» **Work to complete**
Rewrite the items below, putting "dropdown-arrow-icon" wherever "chevron-down-icon" appears and leaving every other part as it stands.
--- begin Data records ---
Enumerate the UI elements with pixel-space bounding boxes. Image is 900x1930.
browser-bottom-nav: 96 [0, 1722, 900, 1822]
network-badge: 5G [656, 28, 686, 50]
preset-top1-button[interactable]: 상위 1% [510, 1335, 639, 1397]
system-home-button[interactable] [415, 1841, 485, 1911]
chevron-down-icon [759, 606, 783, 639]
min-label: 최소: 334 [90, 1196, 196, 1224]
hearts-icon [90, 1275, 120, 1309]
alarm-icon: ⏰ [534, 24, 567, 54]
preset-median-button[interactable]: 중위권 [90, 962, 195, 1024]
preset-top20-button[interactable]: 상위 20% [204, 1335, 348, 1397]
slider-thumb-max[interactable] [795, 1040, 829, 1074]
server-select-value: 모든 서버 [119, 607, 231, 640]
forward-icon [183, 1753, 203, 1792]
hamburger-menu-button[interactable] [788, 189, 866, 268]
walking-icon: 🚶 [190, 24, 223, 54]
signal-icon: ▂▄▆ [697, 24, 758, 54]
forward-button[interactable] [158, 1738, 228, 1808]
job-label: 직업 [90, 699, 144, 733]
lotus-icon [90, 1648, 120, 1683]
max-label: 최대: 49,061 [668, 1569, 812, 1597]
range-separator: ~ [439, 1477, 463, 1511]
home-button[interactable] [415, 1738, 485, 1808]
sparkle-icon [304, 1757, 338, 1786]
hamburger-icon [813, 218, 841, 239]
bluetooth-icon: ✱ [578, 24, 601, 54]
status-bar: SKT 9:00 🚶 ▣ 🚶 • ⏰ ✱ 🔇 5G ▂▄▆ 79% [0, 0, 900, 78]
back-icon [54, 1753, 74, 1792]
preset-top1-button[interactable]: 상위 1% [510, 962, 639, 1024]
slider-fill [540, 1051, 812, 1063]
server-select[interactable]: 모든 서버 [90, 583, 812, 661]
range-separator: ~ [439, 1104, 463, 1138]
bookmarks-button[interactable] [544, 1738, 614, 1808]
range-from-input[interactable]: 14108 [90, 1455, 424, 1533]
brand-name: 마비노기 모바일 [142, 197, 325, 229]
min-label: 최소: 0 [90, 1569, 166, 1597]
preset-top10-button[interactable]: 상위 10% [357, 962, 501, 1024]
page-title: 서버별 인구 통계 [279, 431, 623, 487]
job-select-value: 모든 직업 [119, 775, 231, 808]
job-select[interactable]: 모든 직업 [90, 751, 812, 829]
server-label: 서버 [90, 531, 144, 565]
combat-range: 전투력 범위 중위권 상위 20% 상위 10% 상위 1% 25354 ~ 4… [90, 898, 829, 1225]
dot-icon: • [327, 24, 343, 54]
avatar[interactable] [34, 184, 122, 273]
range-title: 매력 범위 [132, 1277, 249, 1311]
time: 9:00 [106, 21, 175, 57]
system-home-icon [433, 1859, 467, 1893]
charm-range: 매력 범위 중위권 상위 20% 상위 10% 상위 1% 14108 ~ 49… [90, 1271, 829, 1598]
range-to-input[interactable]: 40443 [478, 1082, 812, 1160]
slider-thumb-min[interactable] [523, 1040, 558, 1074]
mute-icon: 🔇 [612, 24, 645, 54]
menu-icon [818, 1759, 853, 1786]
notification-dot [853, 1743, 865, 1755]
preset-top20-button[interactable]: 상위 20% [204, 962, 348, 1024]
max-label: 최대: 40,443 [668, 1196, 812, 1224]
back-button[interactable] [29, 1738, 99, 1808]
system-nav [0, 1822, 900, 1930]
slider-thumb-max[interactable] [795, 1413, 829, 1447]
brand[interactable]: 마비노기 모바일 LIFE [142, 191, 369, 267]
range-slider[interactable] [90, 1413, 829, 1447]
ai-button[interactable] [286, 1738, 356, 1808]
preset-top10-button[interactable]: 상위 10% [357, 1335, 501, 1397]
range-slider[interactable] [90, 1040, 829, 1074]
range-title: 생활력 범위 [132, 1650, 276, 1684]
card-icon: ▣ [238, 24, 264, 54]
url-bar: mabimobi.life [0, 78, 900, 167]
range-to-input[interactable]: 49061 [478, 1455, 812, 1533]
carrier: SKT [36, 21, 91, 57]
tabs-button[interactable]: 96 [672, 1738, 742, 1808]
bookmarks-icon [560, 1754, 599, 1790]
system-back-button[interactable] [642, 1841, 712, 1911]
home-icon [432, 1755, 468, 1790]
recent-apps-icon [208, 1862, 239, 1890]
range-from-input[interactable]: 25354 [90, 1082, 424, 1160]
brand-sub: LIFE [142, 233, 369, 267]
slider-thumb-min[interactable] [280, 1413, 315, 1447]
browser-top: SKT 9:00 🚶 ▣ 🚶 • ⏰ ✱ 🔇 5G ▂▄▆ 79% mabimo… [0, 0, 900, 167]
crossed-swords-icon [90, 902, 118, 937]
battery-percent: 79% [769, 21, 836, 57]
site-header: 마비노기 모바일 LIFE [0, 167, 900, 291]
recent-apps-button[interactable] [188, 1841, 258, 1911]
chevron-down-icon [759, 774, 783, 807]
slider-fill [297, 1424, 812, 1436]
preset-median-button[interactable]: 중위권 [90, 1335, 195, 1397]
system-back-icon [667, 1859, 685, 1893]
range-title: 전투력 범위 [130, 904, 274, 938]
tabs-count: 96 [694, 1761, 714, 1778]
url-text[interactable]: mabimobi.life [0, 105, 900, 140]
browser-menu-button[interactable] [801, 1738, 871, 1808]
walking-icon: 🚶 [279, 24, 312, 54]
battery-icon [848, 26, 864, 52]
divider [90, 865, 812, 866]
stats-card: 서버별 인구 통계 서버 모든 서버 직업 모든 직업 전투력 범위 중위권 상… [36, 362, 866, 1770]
--- end Data records ---
» **Task output**
Enumerate the UI elements with pixel-space bounding boxes. Image is 900x1930.
browser-bottom-nav: 96 [0, 1722, 900, 1822]
network-badge: 5G [656, 28, 686, 50]
preset-top1-button[interactable]: 상위 1% [510, 1335, 639, 1397]
system-home-button[interactable] [415, 1841, 485, 1911]
dropdown-arrow-icon [759, 606, 783, 639]
min-label: 최소: 334 [90, 1196, 196, 1224]
hearts-icon [90, 1275, 120, 1309]
alarm-icon: ⏰ [534, 24, 567, 54]
preset-median-button[interactable]: 중위권 [90, 962, 195, 1024]
preset-top20-button[interactable]: 상위 20% [204, 1335, 348, 1397]
slider-thumb-max[interactable] [795, 1040, 829, 1074]
server-select-value: 모든 서버 [119, 607, 231, 640]
forward-icon [183, 1753, 203, 1792]
hamburger-menu-button[interactable] [788, 189, 866, 268]
walking-icon: 🚶 [190, 24, 223, 54]
signal-icon: ▂▄▆ [697, 24, 758, 54]
forward-button[interactable] [158, 1738, 228, 1808]
job-label: 직업 [90, 699, 144, 733]
lotus-icon [90, 1648, 120, 1683]
max-label: 최대: 49,061 [668, 1569, 812, 1597]
range-separator: ~ [439, 1477, 463, 1511]
home-button[interactable] [415, 1738, 485, 1808]
sparkle-icon [304, 1757, 338, 1786]
hamburger-icon [813, 218, 841, 239]
bluetooth-icon: ✱ [578, 24, 601, 54]
status-bar: SKT 9:00 🚶 ▣ 🚶 • ⏰ ✱ 🔇 5G ▂▄▆ 79% [0, 0, 900, 78]
back-icon [54, 1753, 74, 1792]
preset-top1-button[interactable]: 상위 1% [510, 962, 639, 1024]
slider-fill [540, 1051, 812, 1063]
server-select[interactable]: 모든 서버 [90, 583, 812, 661]
range-separator: ~ [439, 1104, 463, 1138]
bookmarks-button[interactable] [544, 1738, 614, 1808]
range-from-input[interactable]: 14108 [90, 1455, 424, 1533]
brand-name: 마비노기 모바일 [142, 197, 325, 229]
min-label: 최소: 0 [90, 1569, 166, 1597]
preset-top10-button[interactable]: 상위 10% [357, 962, 501, 1024]
page-title: 서버별 인구 통계 [279, 431, 623, 487]
job-select-value: 모든 직업 [119, 775, 231, 808]
job-select[interactable]: 모든 직업 [90, 751, 812, 829]
server-label: 서버 [90, 531, 144, 565]
combat-range: 전투력 범위 중위권 상위 20% 상위 10% 상위 1% 25354 ~ 4… [90, 898, 829, 1225]
dot-icon: • [327, 24, 343, 54]
avatar[interactable] [34, 184, 122, 273]
range-title: 매력 범위 [132, 1277, 249, 1311]
time: 9:00 [106, 21, 175, 57]
system-home-icon [433, 1859, 467, 1893]
charm-range: 매력 범위 중위권 상위 20% 상위 10% 상위 1% 14108 ~ 49… [90, 1271, 829, 1598]
range-to-input[interactable]: 40443 [478, 1082, 812, 1160]
slider-thumb-min[interactable] [523, 1040, 558, 1074]
mute-icon: 🔇 [612, 24, 645, 54]
menu-icon [818, 1759, 853, 1786]
notification-dot [853, 1743, 865, 1755]
preset-top20-button[interactable]: 상위 20% [204, 962, 348, 1024]
max-label: 최대: 40,443 [668, 1196, 812, 1224]
back-button[interactable] [29, 1738, 99, 1808]
system-nav [0, 1822, 900, 1930]
slider-thumb-max[interactable] [795, 1413, 829, 1447]
brand[interactable]: 마비노기 모바일 LIFE [142, 191, 369, 267]
range-slider[interactable] [90, 1413, 829, 1447]
ai-button[interactable] [286, 1738, 356, 1808]
preset-top10-button[interactable]: 상위 10% [357, 1335, 501, 1397]
range-slider[interactable] [90, 1040, 829, 1074]
range-title: 생활력 범위 [132, 1650, 276, 1684]
card-icon: ▣ [238, 24, 264, 54]
url-bar: mabimobi.life [0, 78, 900, 167]
range-to-input[interactable]: 49061 [478, 1455, 812, 1533]
carrier: SKT [36, 21, 91, 57]
tabs-button[interactable]: 96 [672, 1738, 742, 1808]
bookmarks-icon [560, 1754, 599, 1790]
system-back-button[interactable] [642, 1841, 712, 1911]
home-icon [432, 1755, 468, 1790]
recent-apps-icon [208, 1862, 239, 1890]
range-from-input[interactable]: 25354 [90, 1082, 424, 1160]
brand-sub: LIFE [142, 233, 369, 267]
slider-thumb-min[interactable] [280, 1413, 315, 1447]
browser-top: SKT 9:00 🚶 ▣ 🚶 • ⏰ ✱ 🔇 5G ▂▄▆ 79% mabimo… [0, 0, 900, 167]
crossed-swords-icon [90, 902, 118, 937]
battery-percent: 79% [769, 21, 836, 57]
site-header: 마비노기 모바일 LIFE [0, 167, 900, 291]
recent-apps-button[interactable] [188, 1841, 258, 1911]
dropdown-arrow-icon [759, 774, 783, 807]
slider-fill [297, 1424, 812, 1436]
preset-median-button[interactable]: 중위권 [90, 1335, 195, 1397]
system-back-icon [667, 1859, 685, 1893]
range-title: 전투력 범위 [130, 904, 274, 938]
tabs-count: 96 [694, 1761, 714, 1778]
url-text[interactable]: mabimobi.life [0, 105, 900, 140]
browser-menu-button[interactable] [801, 1738, 871, 1808]
walking-icon: 🚶 [279, 24, 312, 54]
battery-icon [848, 26, 864, 52]
divider [90, 865, 812, 866]
stats-card: 서버별 인구 통계 서버 모든 서버 직업 모든 직업 전투력 범위 중위권 상… [36, 362, 866, 1770]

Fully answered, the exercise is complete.